▶ **Text passage**
•••
Stephen John Coates (born July 2, 1950) is a Canadian retired professional ice hockey player. He is currently the radio color commentator for the Philadelphia Flyers on 97.5 The Fanatic, after spending 14 seasons with the Flyers television team.

Coates played five games in the National Hockey League with the Detroit Red Wings during the 1976–77 season. The rest of his career, which lasted from 1973 to 1980, was spent in the minor leagues.

Playing career
Coates' professional hockey career began when he signed with the Philadelphia Flyers in 1973 as a free agent after four seasons with the Michigan Tech Huskies. After playing in four seasons in the Flyers' minor league system, he was dealt to the Detroit Red Wings along with Terry Murray, Bob Ritchie, and Dave Kelly in exchange for Rick Lapointe and Mike Korney during the 1976–77 season. In five games for the Red Wings that season, he scored one goal for his only NHL point. He spent the next three years playing in the Central Hockey League (CHL) and the American Hockey League (AHL) before retiring.
•••
▶ **Extracted information**
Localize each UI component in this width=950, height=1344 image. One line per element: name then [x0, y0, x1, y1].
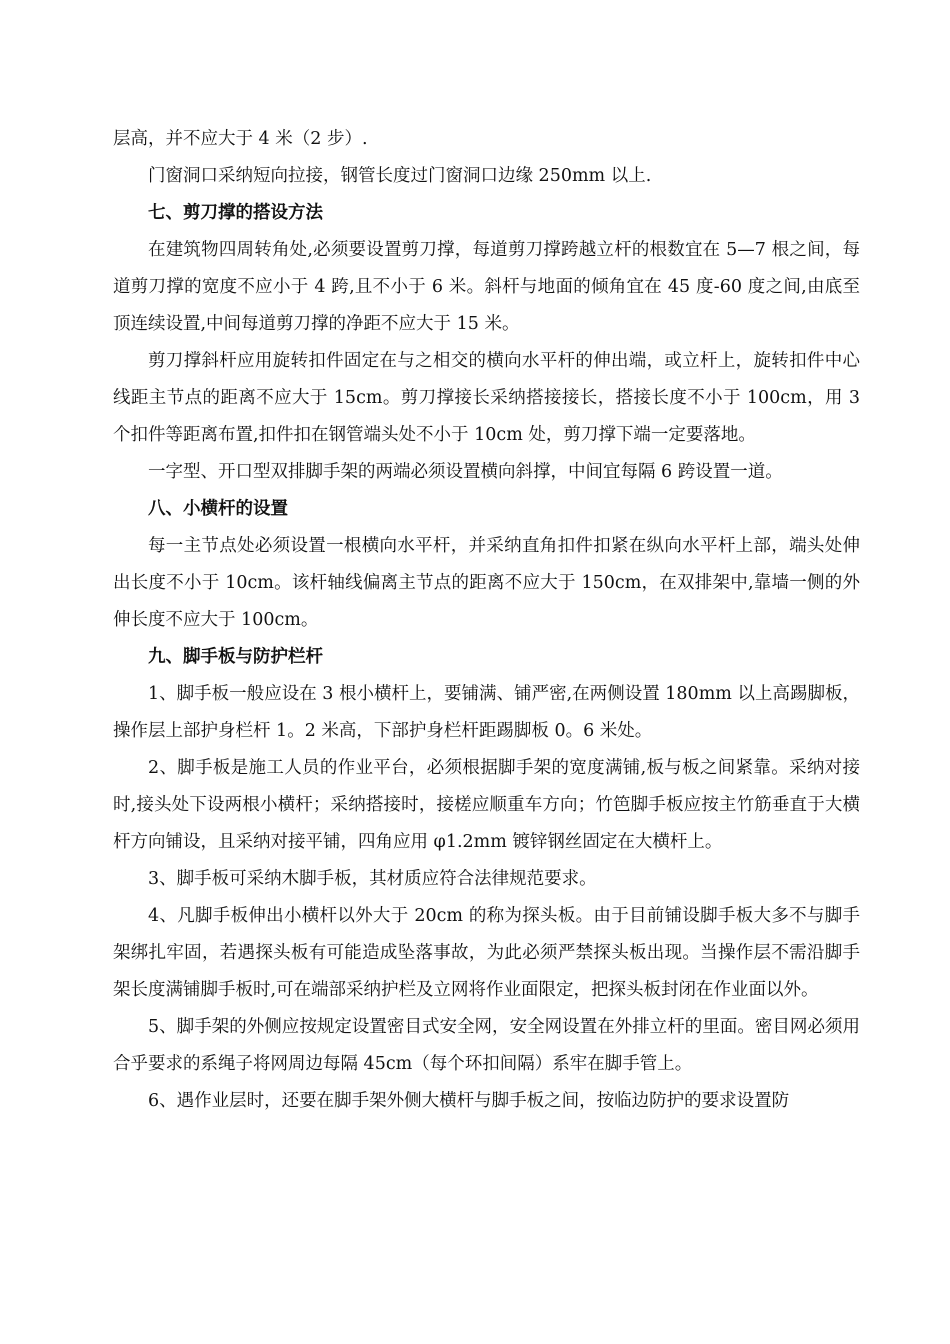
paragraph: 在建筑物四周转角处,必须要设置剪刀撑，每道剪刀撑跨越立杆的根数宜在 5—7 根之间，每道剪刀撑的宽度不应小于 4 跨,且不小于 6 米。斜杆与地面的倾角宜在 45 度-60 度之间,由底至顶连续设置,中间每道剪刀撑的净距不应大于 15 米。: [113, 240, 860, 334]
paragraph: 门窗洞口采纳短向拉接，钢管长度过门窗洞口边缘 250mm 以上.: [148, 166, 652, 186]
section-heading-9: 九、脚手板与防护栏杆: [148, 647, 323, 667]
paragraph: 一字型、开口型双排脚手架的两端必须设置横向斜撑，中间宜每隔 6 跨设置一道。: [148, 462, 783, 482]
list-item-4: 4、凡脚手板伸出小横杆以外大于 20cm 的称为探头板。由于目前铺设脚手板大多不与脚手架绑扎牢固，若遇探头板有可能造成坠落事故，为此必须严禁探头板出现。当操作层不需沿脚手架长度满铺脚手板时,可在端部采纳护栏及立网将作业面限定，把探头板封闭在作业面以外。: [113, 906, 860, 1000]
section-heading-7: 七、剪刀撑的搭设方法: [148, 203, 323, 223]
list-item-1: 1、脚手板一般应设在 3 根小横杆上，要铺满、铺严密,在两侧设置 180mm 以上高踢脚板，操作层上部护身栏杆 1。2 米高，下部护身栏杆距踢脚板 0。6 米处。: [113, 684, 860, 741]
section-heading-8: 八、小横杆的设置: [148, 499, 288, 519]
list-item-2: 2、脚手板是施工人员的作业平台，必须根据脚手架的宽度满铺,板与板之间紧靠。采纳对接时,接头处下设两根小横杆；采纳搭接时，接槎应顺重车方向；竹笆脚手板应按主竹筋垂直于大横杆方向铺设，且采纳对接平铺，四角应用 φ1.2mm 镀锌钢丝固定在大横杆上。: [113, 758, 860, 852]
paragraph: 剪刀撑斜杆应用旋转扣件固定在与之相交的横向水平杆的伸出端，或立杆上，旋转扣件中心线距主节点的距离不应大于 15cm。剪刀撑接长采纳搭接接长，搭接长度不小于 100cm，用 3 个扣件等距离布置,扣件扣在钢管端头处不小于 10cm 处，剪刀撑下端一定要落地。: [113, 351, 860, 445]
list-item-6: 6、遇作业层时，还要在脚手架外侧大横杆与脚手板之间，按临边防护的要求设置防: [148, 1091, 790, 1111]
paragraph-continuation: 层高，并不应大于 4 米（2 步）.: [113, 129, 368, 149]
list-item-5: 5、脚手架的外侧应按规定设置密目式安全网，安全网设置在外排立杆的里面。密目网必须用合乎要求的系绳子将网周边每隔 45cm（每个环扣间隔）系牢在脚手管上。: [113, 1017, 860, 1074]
•••
▶ **Problem set**
(1) Rewrite the paragraph of the Coates passage that begins "Coates' professional hockey career began" as a short bulleted list that keeps its main facts.
(2) Decide whether each statement agrees with the Coates passage, answering yes or no and quoting the deciding words: (a) Coates played five games with the Detroit Red Wings in the 1976–77 season. (b) Coates recorded two points in the NHL. (c) Coates spent 14 seasons with the Flyers radio team.
(3) Reproduce the Coates passage between "Playing career" and "(AHL) before retiring.", inclusive.
The rows above come from a separate source and are unrelated to the Coates passage.

▶ **Results in order**
(1)
- Signed with the Philadelphia Flyers as a free agent in 1973, after four seasons with the Michigan Tech Huskies
- Played four seasons in the Flyers' minor league system
- Traded to the Detroit Red Wings during the 1976–77 season with Terry Murray, Bob Ritchie and Dave Kelly, for Rick Lapointe and Mike Korney
- Scored one goal in five games for the Red Wings that season, his only NHL point
- Played three more years in the Central Hockey League (CHL) and the American Hockey League (AHL), then retired

(2)
(a) Yes: "Coates played five games in the National Hockey League with the Detroit Red Wings during the 1976–77 season."
(b) No: "he scored one goal for his only NHL point."
(c) No: "after spending 14 seasons with the Flyers television team."

(3)
Playing career
Coates' professional hockey career began when he signed with the Philadelphia Flyers in 1973 as a free agent after four seasons with the Michigan Tech Huskies. After playing in four seasons in the Flyers' minor league system, he was dealt to the Detroit Red Wings along with Terry Murray, Bob Ritchie, and Dave Kelly in exchange for Rick Lapointe and Mike Korney during the 1976–77 season. In five games for the Red Wings that season, he scored one goal for his only NHL point. He spent the next three years playing in the Central Hockey League (CHL) and the American Hockey League (AHL) before retiring.